_Instructions to follow:_
Return the number of lines that contain the word "this", and return nothing else.

_Raw records:_

______

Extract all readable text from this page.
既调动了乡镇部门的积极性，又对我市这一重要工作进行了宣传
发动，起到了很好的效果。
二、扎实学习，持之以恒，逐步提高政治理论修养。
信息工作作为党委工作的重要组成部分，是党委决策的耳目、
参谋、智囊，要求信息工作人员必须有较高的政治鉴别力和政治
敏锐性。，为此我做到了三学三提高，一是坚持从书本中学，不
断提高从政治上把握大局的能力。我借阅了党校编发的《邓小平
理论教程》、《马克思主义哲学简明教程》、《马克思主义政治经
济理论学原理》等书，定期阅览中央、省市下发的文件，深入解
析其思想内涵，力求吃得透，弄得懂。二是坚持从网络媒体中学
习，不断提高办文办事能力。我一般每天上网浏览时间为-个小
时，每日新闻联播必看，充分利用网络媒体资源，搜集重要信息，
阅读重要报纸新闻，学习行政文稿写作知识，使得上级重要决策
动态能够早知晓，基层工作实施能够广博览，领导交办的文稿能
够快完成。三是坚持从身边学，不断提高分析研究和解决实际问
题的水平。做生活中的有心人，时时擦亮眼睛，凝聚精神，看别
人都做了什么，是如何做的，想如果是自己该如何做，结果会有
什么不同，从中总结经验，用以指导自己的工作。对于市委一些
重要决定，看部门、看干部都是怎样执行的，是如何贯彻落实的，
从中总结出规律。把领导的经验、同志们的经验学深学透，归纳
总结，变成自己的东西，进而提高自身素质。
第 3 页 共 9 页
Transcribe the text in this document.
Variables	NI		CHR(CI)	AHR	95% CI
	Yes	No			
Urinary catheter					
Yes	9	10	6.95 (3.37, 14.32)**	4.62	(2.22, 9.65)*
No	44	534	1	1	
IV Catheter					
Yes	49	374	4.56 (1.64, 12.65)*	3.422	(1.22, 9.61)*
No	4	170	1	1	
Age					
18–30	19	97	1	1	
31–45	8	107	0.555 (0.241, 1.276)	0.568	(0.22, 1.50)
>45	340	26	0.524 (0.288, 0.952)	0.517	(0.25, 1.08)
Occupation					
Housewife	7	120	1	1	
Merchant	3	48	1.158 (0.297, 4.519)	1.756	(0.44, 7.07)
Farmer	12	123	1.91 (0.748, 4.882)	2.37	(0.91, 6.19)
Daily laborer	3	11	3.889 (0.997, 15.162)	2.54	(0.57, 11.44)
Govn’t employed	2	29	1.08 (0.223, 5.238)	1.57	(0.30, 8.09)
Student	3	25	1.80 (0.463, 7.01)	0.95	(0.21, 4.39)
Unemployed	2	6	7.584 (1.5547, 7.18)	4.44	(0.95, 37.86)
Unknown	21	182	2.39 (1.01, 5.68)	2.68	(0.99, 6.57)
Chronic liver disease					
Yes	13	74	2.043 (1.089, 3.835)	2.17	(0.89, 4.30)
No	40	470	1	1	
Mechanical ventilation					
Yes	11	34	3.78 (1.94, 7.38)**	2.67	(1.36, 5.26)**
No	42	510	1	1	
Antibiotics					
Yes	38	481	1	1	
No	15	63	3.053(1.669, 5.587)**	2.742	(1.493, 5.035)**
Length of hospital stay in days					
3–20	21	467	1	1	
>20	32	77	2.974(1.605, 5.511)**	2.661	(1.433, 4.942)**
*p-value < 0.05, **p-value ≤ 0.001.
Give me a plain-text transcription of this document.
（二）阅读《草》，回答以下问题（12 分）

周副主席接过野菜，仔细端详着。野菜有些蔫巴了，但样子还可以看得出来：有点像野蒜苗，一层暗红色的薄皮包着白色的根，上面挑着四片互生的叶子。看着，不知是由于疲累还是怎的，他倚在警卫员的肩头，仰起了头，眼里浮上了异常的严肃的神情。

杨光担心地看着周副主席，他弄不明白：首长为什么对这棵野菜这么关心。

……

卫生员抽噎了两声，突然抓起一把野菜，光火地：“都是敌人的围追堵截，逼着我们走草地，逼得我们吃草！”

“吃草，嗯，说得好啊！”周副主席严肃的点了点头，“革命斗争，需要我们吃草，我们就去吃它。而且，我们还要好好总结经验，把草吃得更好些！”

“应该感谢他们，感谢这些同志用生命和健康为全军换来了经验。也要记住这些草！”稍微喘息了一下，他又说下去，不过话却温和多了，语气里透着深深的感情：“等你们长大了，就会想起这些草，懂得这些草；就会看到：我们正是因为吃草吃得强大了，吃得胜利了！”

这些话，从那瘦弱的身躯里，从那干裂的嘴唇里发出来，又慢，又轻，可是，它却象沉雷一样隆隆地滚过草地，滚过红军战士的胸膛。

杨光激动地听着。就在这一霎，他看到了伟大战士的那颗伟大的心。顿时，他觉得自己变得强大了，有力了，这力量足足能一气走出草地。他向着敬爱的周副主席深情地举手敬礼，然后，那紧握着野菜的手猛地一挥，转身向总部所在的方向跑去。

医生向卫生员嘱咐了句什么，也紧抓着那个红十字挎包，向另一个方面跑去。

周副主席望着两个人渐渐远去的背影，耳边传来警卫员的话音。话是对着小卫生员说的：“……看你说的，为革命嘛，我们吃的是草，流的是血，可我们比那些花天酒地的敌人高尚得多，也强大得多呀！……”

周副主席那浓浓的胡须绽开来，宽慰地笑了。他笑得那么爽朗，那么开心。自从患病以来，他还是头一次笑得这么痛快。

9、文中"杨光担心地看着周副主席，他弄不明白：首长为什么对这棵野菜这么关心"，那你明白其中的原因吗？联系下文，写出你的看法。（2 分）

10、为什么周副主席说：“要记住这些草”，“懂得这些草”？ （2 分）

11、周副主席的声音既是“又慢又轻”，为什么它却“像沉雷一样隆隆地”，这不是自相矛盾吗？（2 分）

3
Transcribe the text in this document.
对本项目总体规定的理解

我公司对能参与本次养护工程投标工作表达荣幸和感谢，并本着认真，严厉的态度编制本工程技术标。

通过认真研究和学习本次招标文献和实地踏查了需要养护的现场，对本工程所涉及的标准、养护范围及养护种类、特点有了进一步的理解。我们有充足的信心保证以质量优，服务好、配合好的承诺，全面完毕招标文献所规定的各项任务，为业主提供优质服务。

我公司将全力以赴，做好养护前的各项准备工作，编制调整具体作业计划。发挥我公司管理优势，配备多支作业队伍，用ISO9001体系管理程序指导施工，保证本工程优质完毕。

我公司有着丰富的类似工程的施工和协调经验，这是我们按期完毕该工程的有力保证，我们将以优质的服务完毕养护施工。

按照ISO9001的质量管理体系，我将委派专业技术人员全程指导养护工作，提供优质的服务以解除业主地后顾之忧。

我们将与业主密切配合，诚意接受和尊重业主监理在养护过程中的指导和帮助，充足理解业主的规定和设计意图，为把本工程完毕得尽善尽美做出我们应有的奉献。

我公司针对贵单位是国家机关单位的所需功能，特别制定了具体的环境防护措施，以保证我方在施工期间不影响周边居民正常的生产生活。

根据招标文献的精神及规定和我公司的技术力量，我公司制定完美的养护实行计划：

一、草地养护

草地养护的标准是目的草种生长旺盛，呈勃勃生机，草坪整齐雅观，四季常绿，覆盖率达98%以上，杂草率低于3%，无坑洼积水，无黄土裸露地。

______

_Worked answer:_
4